**Given request**
Where a line in the listing below contains the word "heading", copy that line.

* * *

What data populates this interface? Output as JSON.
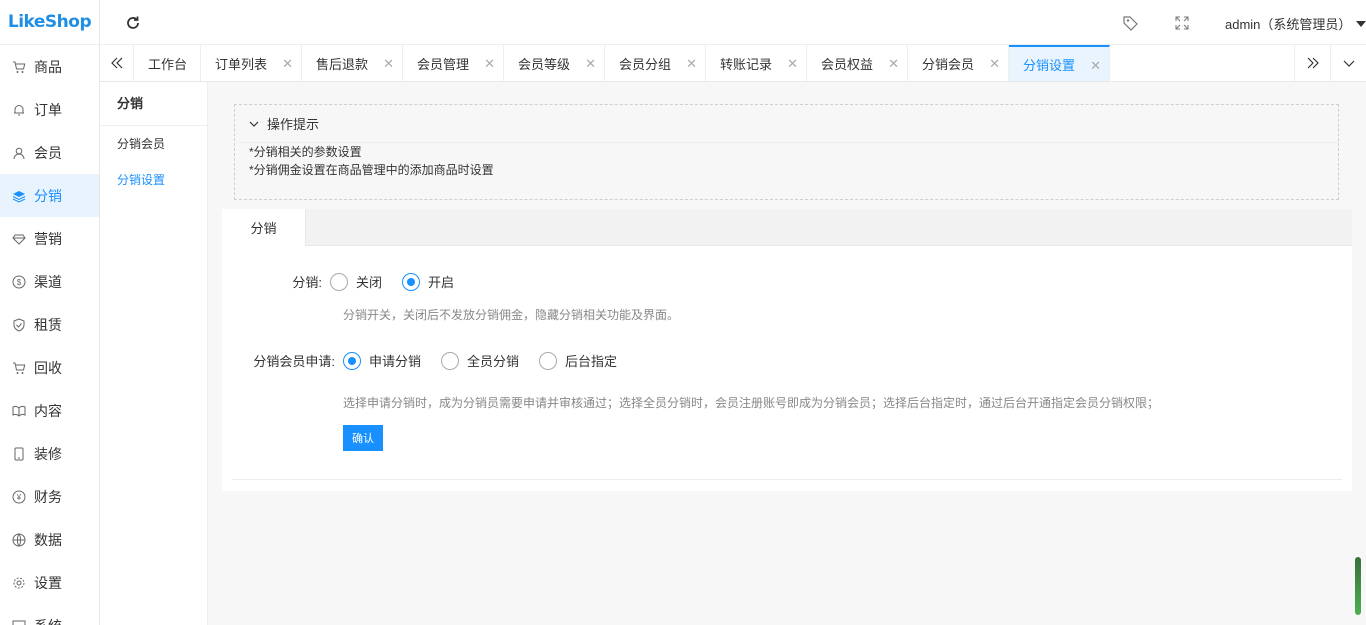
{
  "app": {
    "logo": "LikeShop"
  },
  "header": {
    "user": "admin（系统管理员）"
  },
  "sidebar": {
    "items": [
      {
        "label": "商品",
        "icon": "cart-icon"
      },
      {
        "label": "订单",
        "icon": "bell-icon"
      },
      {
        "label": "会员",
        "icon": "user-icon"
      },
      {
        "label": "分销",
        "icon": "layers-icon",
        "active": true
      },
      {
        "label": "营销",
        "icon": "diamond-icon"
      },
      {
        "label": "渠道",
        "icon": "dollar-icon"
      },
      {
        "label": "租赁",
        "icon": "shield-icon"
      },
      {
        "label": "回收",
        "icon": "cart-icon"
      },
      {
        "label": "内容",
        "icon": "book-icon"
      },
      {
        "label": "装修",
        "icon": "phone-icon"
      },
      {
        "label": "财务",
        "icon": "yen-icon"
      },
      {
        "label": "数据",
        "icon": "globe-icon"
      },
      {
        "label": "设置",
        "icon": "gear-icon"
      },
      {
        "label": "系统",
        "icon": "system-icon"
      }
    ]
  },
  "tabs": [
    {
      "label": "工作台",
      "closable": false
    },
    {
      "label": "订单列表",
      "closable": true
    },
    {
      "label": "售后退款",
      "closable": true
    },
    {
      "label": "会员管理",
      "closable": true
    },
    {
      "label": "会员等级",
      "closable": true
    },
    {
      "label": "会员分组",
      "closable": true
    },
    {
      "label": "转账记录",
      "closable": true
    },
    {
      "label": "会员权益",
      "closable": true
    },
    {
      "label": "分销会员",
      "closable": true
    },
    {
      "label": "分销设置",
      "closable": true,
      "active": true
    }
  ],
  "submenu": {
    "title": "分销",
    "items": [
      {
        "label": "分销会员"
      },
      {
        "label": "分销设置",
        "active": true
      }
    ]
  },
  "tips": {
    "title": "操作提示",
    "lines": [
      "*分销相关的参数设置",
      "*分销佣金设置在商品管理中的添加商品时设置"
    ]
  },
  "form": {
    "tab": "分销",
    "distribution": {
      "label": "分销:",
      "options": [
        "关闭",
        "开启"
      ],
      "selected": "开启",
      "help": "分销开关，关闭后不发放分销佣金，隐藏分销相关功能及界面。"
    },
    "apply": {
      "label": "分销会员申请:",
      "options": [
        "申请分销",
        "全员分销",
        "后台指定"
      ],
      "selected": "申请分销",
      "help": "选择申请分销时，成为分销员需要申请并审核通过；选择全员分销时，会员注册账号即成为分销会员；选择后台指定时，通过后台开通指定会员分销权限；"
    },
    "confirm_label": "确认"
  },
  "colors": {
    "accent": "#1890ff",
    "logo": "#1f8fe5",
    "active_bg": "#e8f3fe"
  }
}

* * *

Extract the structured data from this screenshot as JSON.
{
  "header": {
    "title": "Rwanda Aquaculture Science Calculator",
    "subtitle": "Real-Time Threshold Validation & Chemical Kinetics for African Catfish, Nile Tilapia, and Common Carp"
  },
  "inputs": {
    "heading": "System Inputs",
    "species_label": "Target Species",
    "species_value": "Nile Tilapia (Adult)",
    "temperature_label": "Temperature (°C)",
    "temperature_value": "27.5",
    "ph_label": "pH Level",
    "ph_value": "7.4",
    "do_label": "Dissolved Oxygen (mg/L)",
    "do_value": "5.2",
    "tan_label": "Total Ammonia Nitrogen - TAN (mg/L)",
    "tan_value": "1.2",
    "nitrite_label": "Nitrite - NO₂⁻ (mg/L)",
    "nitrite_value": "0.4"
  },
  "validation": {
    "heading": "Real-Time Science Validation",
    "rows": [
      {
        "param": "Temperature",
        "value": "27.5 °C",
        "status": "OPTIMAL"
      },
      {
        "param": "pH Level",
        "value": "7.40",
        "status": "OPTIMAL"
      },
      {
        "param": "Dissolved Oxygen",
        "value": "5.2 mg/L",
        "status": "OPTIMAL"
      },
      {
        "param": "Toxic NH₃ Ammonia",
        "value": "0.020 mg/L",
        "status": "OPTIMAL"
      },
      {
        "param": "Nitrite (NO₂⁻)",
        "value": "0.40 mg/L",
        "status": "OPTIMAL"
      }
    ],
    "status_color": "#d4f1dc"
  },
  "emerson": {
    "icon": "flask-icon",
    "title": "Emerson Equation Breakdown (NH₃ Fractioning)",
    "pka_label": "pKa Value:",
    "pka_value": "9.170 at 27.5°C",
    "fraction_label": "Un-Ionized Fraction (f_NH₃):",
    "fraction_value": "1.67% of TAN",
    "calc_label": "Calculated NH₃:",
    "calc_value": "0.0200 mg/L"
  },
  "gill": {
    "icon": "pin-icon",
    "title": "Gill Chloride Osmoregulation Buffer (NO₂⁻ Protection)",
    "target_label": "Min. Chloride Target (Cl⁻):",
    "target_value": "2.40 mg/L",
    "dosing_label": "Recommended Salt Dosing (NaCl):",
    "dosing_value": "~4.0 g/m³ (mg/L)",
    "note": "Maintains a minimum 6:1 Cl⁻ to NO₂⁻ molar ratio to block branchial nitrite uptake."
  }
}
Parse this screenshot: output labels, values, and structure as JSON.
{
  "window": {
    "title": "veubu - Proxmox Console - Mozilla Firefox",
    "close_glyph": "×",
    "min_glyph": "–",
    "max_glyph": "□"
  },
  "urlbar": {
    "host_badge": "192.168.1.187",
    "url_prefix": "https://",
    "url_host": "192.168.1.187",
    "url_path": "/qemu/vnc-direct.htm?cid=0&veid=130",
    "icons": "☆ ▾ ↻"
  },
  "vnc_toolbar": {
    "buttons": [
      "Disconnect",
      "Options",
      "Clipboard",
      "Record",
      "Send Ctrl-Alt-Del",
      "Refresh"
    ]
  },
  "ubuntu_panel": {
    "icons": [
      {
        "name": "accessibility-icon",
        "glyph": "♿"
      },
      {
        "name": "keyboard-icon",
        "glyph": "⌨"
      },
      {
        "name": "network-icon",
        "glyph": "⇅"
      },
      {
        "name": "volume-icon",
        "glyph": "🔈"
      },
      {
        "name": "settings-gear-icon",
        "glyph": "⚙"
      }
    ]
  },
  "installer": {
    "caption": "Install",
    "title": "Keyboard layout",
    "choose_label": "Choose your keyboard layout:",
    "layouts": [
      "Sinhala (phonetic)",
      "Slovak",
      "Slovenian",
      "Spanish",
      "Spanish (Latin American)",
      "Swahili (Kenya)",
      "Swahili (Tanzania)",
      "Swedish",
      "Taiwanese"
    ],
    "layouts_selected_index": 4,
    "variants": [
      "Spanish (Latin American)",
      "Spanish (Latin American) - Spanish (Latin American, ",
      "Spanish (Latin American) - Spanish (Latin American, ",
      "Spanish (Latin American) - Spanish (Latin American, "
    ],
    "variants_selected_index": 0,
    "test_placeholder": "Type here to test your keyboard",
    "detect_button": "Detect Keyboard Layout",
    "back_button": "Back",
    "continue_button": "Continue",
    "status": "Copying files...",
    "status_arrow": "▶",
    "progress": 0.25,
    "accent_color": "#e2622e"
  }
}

* * *

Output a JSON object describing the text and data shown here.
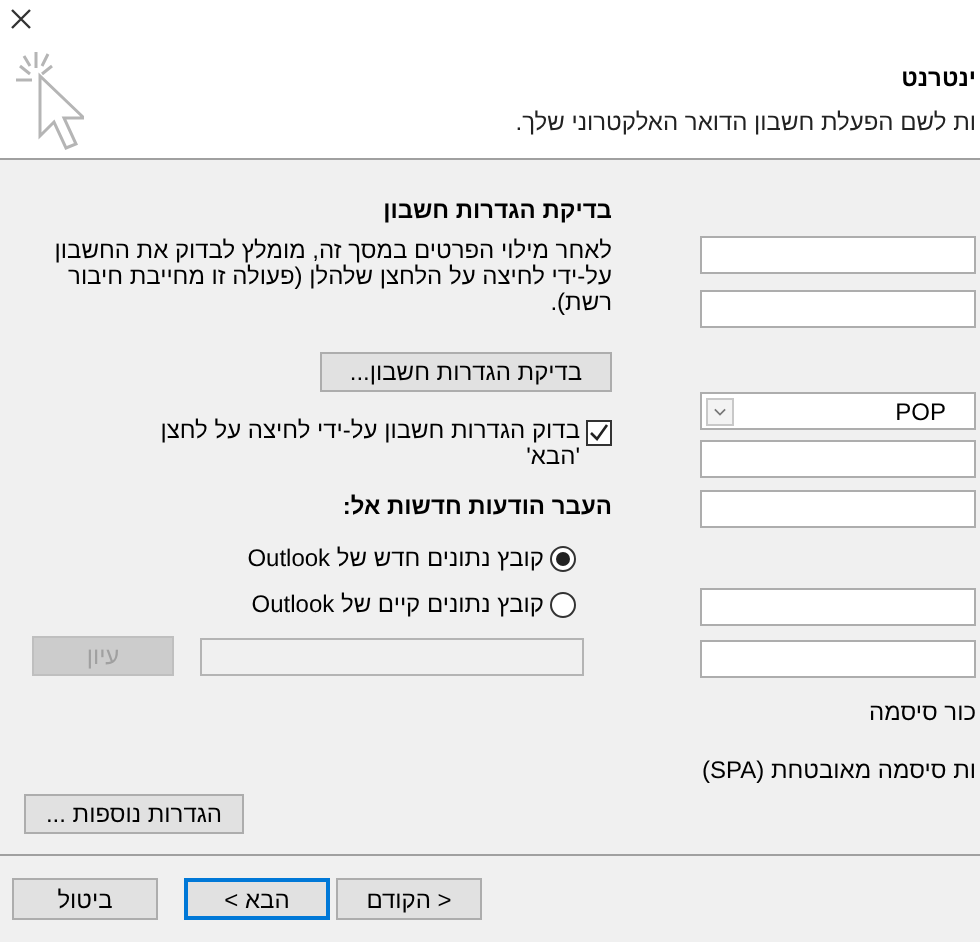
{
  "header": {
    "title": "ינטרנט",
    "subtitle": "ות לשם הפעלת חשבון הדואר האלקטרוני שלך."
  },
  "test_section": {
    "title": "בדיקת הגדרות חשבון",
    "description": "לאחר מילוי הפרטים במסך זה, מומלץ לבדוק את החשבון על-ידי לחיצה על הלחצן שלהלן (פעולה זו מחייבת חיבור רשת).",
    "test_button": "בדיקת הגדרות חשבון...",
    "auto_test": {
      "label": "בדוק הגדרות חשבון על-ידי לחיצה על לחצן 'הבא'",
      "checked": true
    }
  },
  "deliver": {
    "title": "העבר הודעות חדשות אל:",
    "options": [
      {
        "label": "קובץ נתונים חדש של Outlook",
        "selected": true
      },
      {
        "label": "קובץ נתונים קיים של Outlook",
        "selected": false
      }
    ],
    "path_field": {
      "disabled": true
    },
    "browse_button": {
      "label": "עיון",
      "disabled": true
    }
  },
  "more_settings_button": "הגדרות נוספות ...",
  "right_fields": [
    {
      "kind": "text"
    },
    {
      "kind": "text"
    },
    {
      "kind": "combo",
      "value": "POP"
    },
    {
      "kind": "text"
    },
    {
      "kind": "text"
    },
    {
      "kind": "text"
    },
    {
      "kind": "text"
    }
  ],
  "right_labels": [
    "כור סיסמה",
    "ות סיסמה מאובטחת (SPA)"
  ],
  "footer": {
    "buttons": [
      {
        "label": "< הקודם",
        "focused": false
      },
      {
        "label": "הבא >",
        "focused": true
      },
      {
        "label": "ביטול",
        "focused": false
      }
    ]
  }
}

* * *

**Answer to the task**
    "heading": "System Inputs",
    "heading": "Real-Time Science Validation",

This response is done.